What you should do
Omit all pictures, then retype the data exactly as given.

** Begin Provided material **

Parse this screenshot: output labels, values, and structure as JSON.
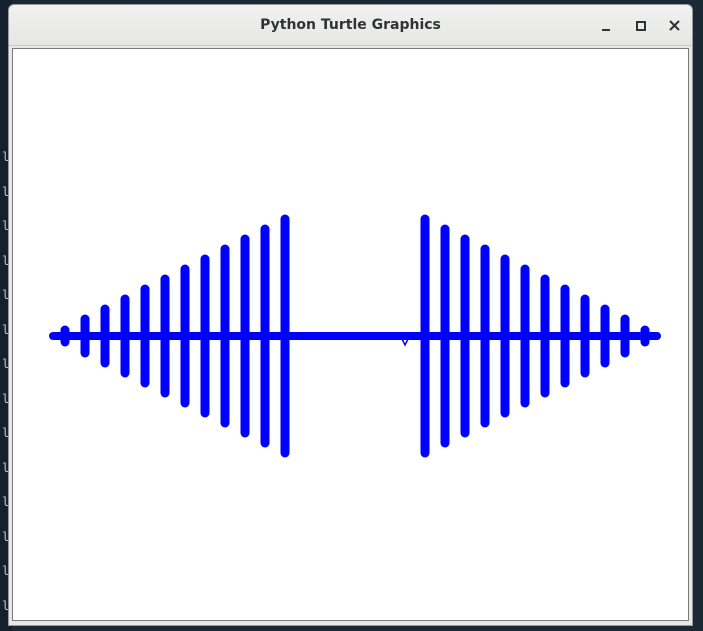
{
  "window": {
    "title": "Python Turtle Graphics"
  },
  "drawing": {
    "pen_color": "#0000ff",
    "background_color": "#ffffff",
    "turtle_shape": "classic-arrow"
  },
  "terminal": {
    "glyph": "l"
  },
  "icons": {
    "minimize": "minimize-icon",
    "maximize": "maximize-icon",
    "close": "close-icon"
  }
}
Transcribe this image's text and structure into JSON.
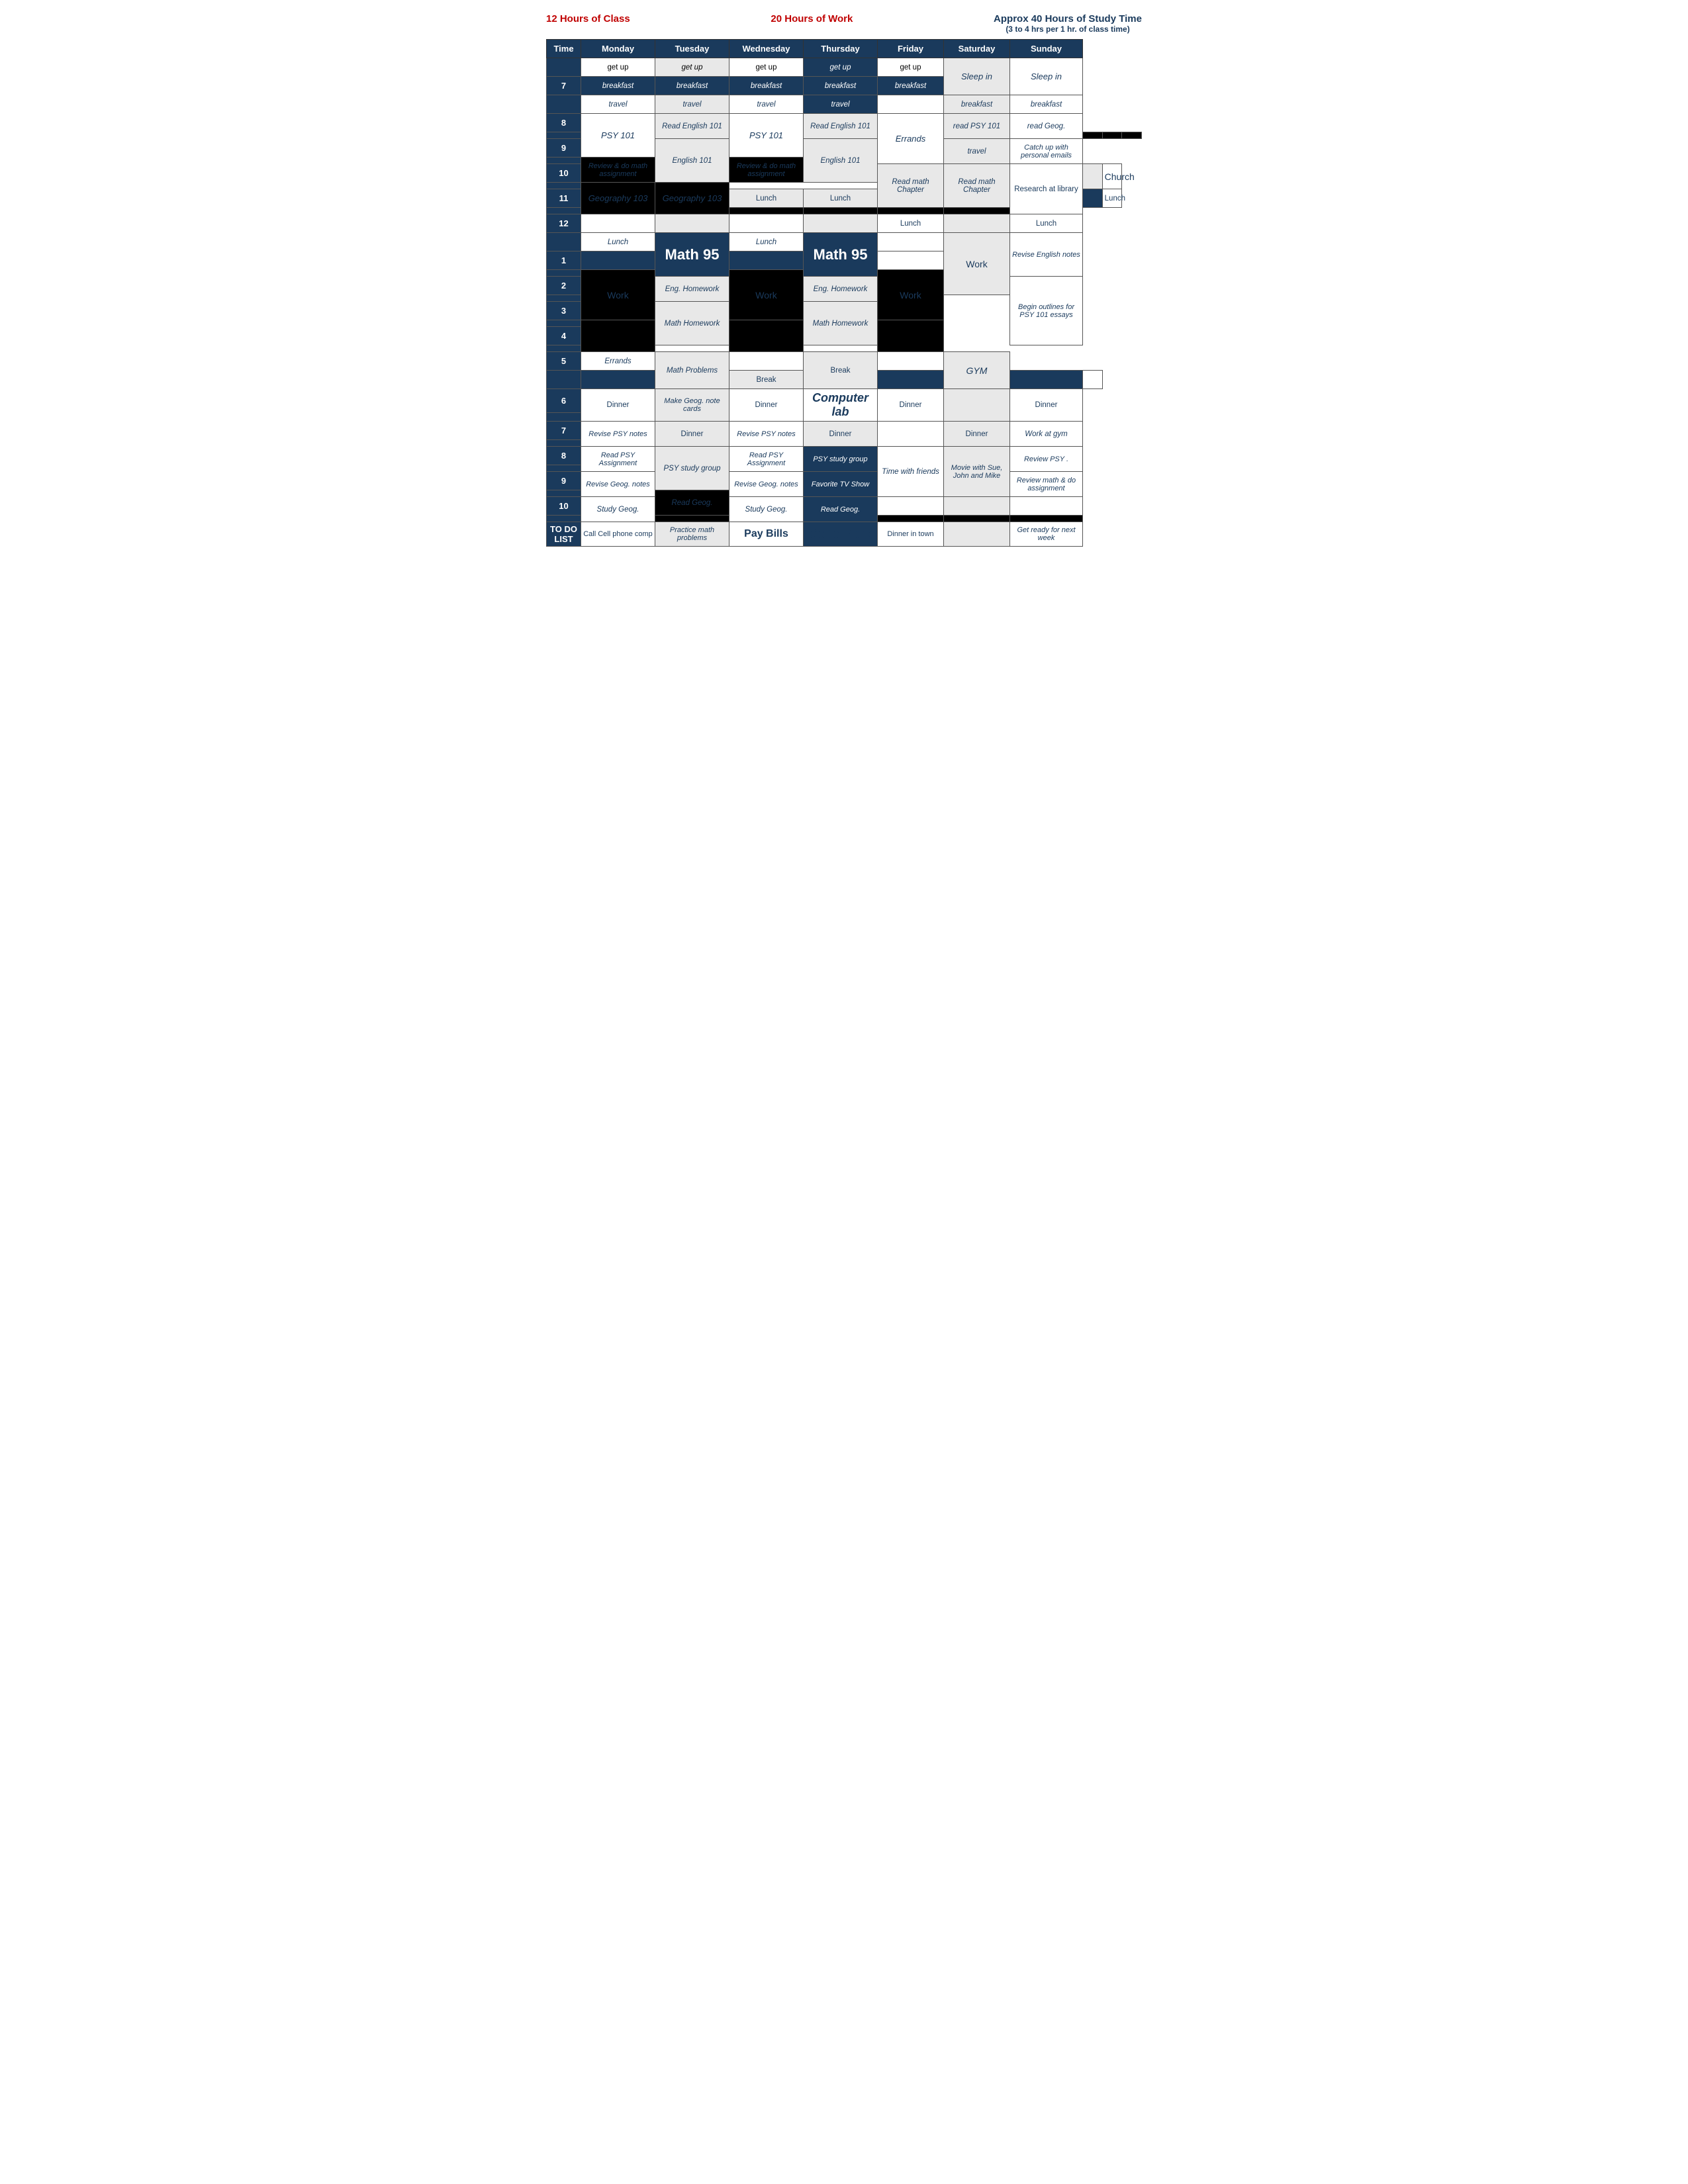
{
  "header": {
    "col1_title": "12 Hours of Class",
    "col2_title": "20 Hours of Work",
    "col3_title": "Approx 40 Hours of Study Time",
    "col3_subtitle": "(3 to 4 hrs per 1 hr. of class time)"
  },
  "columns": [
    "Time",
    "Monday",
    "Tuesday",
    "Wednesday",
    "Thursday",
    "Friday",
    "Saturday",
    "Sunday"
  ]
}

** End Provided material **

Reply
Parse this screenshot: output labels, values, and structure as JSON.
{
  "window": {
    "title": "Python Turtle Graphics"
  },
  "drawing": {
    "pen_color": "#0000ff",
    "background_color": "#ffffff",
    "turtle_shape": "classic-arrow"
  },
  "terminal": {
    "glyph": "l"
  },
  "icons": {
    "minimize": "minimize-icon",
    "maximize": "maximize-icon",
    "close": "close-icon"
  }
}
Transcribe this image's text and structure into JSON.
{
  "header": {
    "col1_title": "12 Hours of Class",
    "col2_title": "20 Hours of Work",
    "col3_title": "Approx 40 Hours of Study Time",
    "col3_subtitle": "(3 to 4 hrs per 1 hr. of class time)"
  },
  "columns": [
    "Time",
    "Monday",
    "Tuesday",
    "Wednesday",
    "Thursday",
    "Friday",
    "Saturday",
    "Sunday"
  ]
}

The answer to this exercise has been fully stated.